> Given records
start

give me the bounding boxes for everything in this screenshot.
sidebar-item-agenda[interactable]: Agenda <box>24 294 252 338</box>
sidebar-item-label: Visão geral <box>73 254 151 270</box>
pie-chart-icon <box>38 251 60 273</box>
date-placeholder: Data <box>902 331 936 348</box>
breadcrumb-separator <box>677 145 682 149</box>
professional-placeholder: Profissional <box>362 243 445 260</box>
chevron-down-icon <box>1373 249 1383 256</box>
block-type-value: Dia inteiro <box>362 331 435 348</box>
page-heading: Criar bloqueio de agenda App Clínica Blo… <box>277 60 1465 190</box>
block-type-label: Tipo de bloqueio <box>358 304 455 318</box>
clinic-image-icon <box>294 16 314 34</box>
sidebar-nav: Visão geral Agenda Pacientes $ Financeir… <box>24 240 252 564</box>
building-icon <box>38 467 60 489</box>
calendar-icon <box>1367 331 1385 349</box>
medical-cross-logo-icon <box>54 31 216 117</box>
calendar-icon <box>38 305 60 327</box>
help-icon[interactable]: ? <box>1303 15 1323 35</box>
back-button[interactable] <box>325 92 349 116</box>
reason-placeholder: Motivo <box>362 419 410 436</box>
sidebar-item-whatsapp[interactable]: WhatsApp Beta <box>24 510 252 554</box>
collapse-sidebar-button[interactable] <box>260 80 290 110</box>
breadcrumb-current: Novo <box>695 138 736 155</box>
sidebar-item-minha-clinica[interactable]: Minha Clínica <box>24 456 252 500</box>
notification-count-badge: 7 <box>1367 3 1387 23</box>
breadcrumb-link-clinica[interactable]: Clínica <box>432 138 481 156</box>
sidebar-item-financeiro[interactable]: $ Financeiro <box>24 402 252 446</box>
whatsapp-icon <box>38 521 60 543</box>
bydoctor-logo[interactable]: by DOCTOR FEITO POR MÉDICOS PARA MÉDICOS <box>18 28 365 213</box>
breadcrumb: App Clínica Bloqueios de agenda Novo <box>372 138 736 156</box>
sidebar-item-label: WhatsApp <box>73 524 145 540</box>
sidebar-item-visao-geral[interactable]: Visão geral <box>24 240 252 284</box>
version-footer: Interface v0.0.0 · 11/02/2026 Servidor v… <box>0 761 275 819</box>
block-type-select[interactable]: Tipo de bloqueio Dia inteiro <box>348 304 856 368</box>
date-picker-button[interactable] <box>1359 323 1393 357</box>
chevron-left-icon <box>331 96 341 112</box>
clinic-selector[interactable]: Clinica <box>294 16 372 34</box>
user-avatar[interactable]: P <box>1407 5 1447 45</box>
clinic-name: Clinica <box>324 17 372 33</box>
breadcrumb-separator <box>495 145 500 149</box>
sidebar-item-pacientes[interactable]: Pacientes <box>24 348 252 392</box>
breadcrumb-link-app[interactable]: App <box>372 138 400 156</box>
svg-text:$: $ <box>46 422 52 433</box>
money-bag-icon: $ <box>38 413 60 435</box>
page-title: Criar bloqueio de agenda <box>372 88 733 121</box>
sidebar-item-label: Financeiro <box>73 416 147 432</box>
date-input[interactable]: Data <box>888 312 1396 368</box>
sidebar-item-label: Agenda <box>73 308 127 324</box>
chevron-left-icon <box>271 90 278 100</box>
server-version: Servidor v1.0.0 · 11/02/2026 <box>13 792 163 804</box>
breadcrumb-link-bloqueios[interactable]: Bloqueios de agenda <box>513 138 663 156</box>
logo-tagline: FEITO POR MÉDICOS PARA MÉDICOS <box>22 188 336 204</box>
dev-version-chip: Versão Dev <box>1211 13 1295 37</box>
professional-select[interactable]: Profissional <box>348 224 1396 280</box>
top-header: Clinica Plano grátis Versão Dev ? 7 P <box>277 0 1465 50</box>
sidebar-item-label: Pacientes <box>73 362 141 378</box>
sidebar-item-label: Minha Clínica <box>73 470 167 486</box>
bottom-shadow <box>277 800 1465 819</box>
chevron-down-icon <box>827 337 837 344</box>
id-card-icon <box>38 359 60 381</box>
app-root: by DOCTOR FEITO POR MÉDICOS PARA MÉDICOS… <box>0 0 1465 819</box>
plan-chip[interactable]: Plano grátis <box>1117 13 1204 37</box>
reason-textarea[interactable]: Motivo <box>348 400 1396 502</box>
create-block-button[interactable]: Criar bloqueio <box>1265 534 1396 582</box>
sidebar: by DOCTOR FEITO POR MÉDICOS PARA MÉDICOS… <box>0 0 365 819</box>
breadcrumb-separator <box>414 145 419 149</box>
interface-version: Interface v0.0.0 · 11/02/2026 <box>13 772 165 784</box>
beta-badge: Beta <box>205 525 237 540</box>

end

Please count the lines of the records above that contain the string "Versão", treating uppercase and lowercase letters as different, and reply with only that number.

> Solution to this exercise
2